§ **Problem statement**
Quote all lines below exactly. Images stay out.

— START Extracted material —

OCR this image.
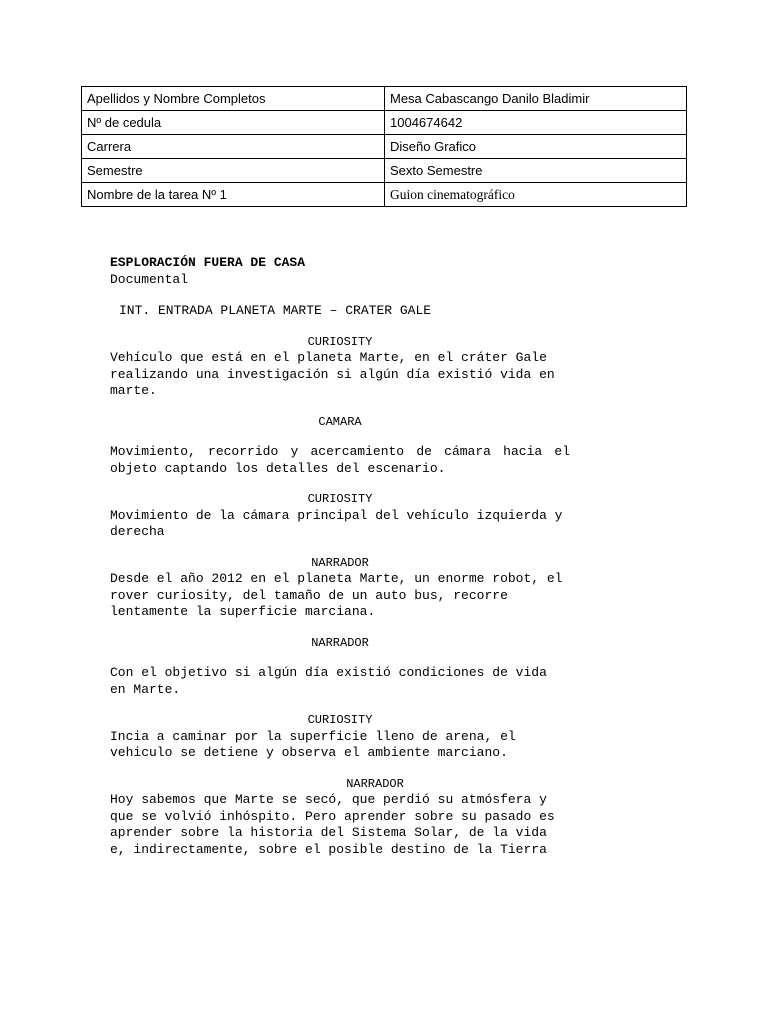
Apellidos y Nombre Completos	Mesa Cabascango Danilo Bladimir
Nº de cedula	1004674642
Carrera	Diseño Grafico
Semestre	Sexto Semestre
Nombre de la tarea Nº 1	Guion cinematográfico

ESPLORACIÓN FUERA DE CASA

Documental

INT. ENTRADA PLANETA MARTE – CRATER GALE

CURIOSITY

Vehículo que está en el planeta Marte, en el cráter Gale realizando una investigación si algún día existió vida en marte.

CAMARA

Movimiento, recorrido y acercamiento de cámara hacia el objeto captando los detalles del escenario.

CURIOSITY

Movimiento de la cámara principal del vehículo izquierda y derecha

NARRADOR

Desde el año 2012 en el planeta Marte, un enorme robot, el rover curiosity, del tamaño de un auto bus, recorre lentamente la superficie marciana.

NARRADOR

Con el objetivo si algún día existió condiciones de vida en Marte.

CURIOSITY

Incia a caminar por la superficie lleno de arena, el vehiculo se detiene y observa el ambiente marciano.

NARRADOR

Hoy sabemos que Marte se secó, que perdió su atmósfera y que se volvió inhóspito. Pero aprender sobre su pasado es aprender sobre la historia del Sistema Solar, de la vida e, indirectamente, sobre el posible destino de la Tierra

— END Extracted material —

§ **Full output**
OCR this image.
Apellidos y Nombre Completos	Mesa Cabascango Danilo Bladimir
Nº de cedula	1004674642
Carrera	Diseño Grafico
Semestre	Sexto Semestre
Nombre de la tarea Nº 1	Guion cinematográfico

ESPLORACIÓN FUERA DE CASA

Documental

INT. ENTRADA PLANETA MARTE – CRATER GALE

CURIOSITY

Vehículo que está en el planeta Marte, en el cráter Gale realizando una investigación si algún día existió vida en marte.

CAMARA

Movimiento, recorrido y acercamiento de cámara hacia el objeto captando los detalles del escenario.

CURIOSITY

Movimiento de la cámara principal del vehículo izquierda y derecha

NARRADOR

Desde el año 2012 en el planeta Marte, un enorme robot, el rover curiosity, del tamaño de un auto bus, recorre lentamente la superficie marciana.

NARRADOR

Con el objetivo si algún día existió condiciones de vida en Marte.

CURIOSITY

Incia a caminar por la superficie lleno de arena, el vehiculo se detiene y observa el ambiente marciano.

NARRADOR

Hoy sabemos que Marte se secó, que perdió su atmósfera y que se volvió inhóspito. Pero aprender sobre su pasado es aprender sobre la historia del Sistema Solar, de la vida e, indirectamente, sobre el posible destino de la Tierra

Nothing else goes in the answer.